_Given instruction:_ In the listing below, identify each line with the word "члена" and return those lines.

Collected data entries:
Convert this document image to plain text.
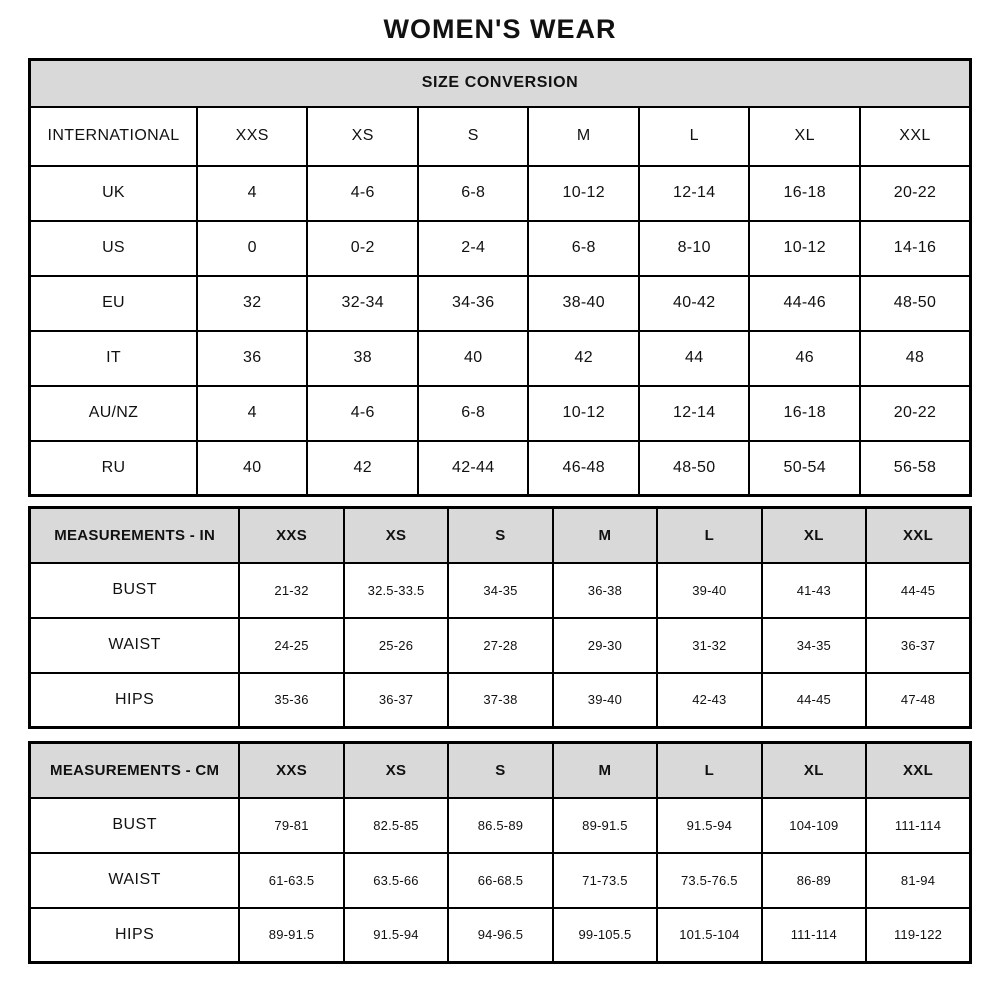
WOMEN'S WEAR
SIZE CONVERSION							
INTERNATIONAL	XXS	XS	S	M	L	XL	XXL
UK	4	4-6	6-8	10-12	12-14	16-18	20-22
US	0	0-2	2-4	6-8	8-10	10-12	14-16
EU	32	32-34	34-36	38-40	40-42	44-46	48-50
IT	36	38	40	42	44	46	48
AU/NZ	4	4-6	6-8	10-12	12-14	16-18	20-22
RU	40	42	42-44	46-48	48-50	50-54	56-58
MEASUREMENTS - IN	XXS	XS	S	M	L	XL	XXL
BUST	21-32	32.5-33.5	34-35	36-38	39-40	41-43	44-45
WAIST	24-25	25-26	27-28	29-30	31-32	34-35	36-37
HIPS	35-36	36-37	37-38	39-40	42-43	44-45	47-48
MEASUREMENTS - CM	XXS	XS	S	M	L	XL	XXL
BUST	79-81	82.5-85	86.5-89	89-91.5	91.5-94	104-109	111-114
WAIST	61-63.5	63.5-66	66-68.5	71-73.5	73.5-76.5	86-89	81-94
HIPS	89-91.5	91.5-94	94-96.5	99-105.5	101.5-104	111-114	119-122
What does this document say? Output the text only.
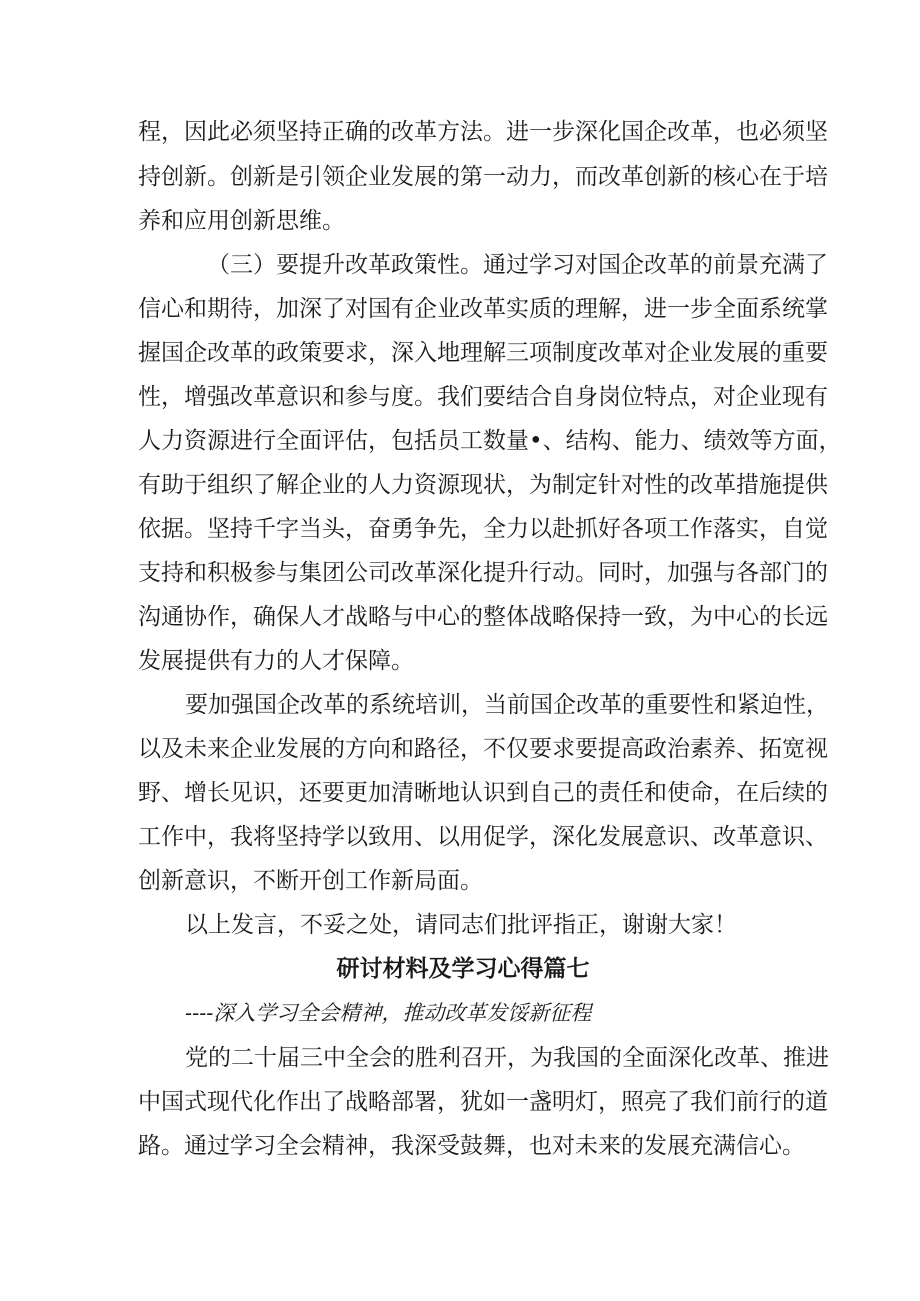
程，因此必须坚持正确的改革方法。进一步深化国企改革，也必须坚
持创新。创新是引领企业发展的第一动力，而改革创新的核心在于培
养和应用创新思维。
（三）要提升改革政策性。通过学习对国企改革的前景充满了
信心和期待，加深了对国有企业改革实质的理解，进一步全面系统掌
握国企改革的政策要求，深入地理解三项制度改革对企业发展的重要
性，增强改革意识和参与度。我们要结合自身岗位特点，对企业现有
人力资源进行全面评估，包括员工数量•、结构、能力、绩效等方面，
有助于组织了解企业的人力资源现状，为制定针对性的改革措施提供
依据。坚持千字当头，奋勇争先，全力以赴抓好各项工作落实，自觉
支持和积极参与集团公司改革深化提升行动。同时，加强与各部门的
沟通协作，确保人才战略与中心的整体战略保持一致，为中心的长远
发展提供有力的人才保障。
要加强国企改革的系统培训，当前国企改革的重要性和紧迫性，
以及未来企业发展的方向和路径，不仅要求要提高政治素养、拓宽视
野、增长见识，还要更加清晰地认识到自己的责任和使命，在后续的
工作中，我将坚持学以致用、以用促学，深化发展意识、改革意识、
创新意识，不断开创工作新局面。
以上发言，不妥之处，请同志们批评指正，谢谢大家！
研讨材料及学习心得篇七
----深入学习全会精神，推动改革发馁新征程
党的二十届三中全会的胜利召开，为我国的全面深化改革、推进
中国式现代化作出了战略部署，犹如一盏明灯，照亮了我们前行的道
路。通过学习全会精神，我深受鼓舞，也对未来的发展充满信心。
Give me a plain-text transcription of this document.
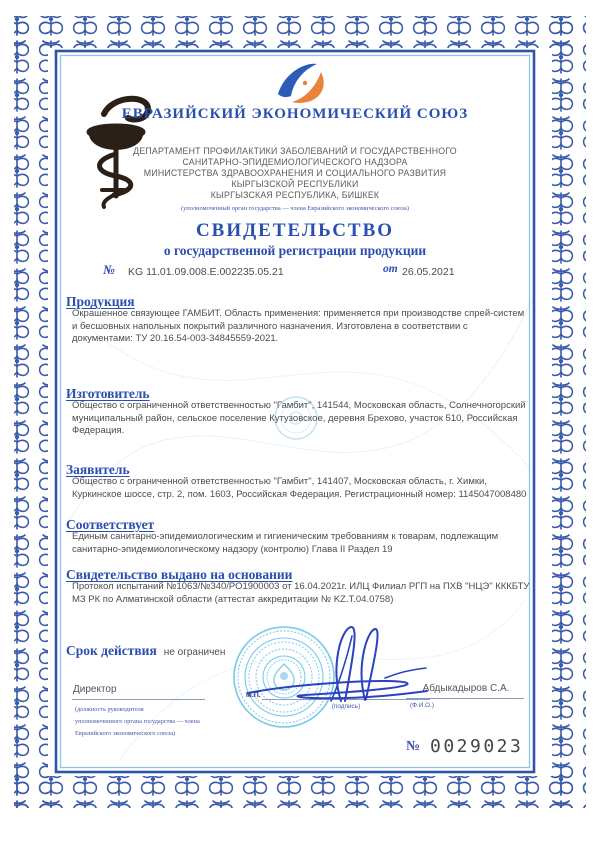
ЕВРАЗИЙСКИЙ ЭКОНОМИЧЕСКИЙ СОЮЗ
ДЕПАРТАМЕНТ ПРОФИЛАКТИКИ ЗАБОЛЕВАНИЙ И ГОСУДАРСТВЕННОГО
САНИТАРНО-ЭПИДЕМИОЛОГИЧЕСКОГО НАДЗОРА
МИНИСТЕРСТВА ЗДРАВООХРАНЕНИЯ И СОЦИАЛЬНОГО РАЗВИТИЯ
КЫРГЫЗСКОЙ РЕСПУБЛИКИ
КЫРГЫЗСКАЯ РЕСПУБЛИКА, БИШКЕК
(уполномоченный орган государства — члена Евразийского экономического союза)
СВИДЕТЕЛЬСТВО
о государственной регистрации продукции
№ KG 11.01.09.008.Е.002235.05.21	от 26.05.2021
Продукция
Окрашенное связующее ГАМБИТ. Область применения: применяется при производстве спрей-систем и бесшовных напольных покрытий различного назначения. Изготовлена в соответствии с документами: ТУ 20.16.54-003-34845559-2021.
Изготовитель
Общество с ограниченной ответственностью "Гамбит", 141544, Московская область, Солнечногорский муниципальный район, сельское поселение Кутузовское, деревня Брехово, участок 510, Российская Федерация.
Заявитель
Общество с ограниченной ответственностью "Гамбит", 141407, Московская область, г. Химки, Куркинское шоссе, стр. 2, пом. 1603, Российская Федерация. Регистрационный номер: 1145047008480
Соответствует
Единым санитарно-эпидемиологическим и гигиеническим требованиям к товарам, подлежащим санитарно-эпидемиологическому надзору (контролю) Глава II Раздел 19
Свидетельство выдано на основании
Протокол испытаний №1063/№340/РО1900003 от 16.04.2021г. ИЛЦ Филиал РГП на ПХВ "НЦЭ" КККБТУ МЗ РК по Алматинской области (аттестат аккредитации № KZ.Т.04.0758)
Срок действия не ограничен
Директор
(должность руководителя
уполномоченного органа государства — члена
Евразийского экономического союза)
М.П.
(подпись)
Абдыкадыров С.А.
(Ф.И.О.)
№ 0029023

_Correct output:_
(уполномоченный орган государства — члена Евразийского экономического союза)
уполномоченного органа государства — члена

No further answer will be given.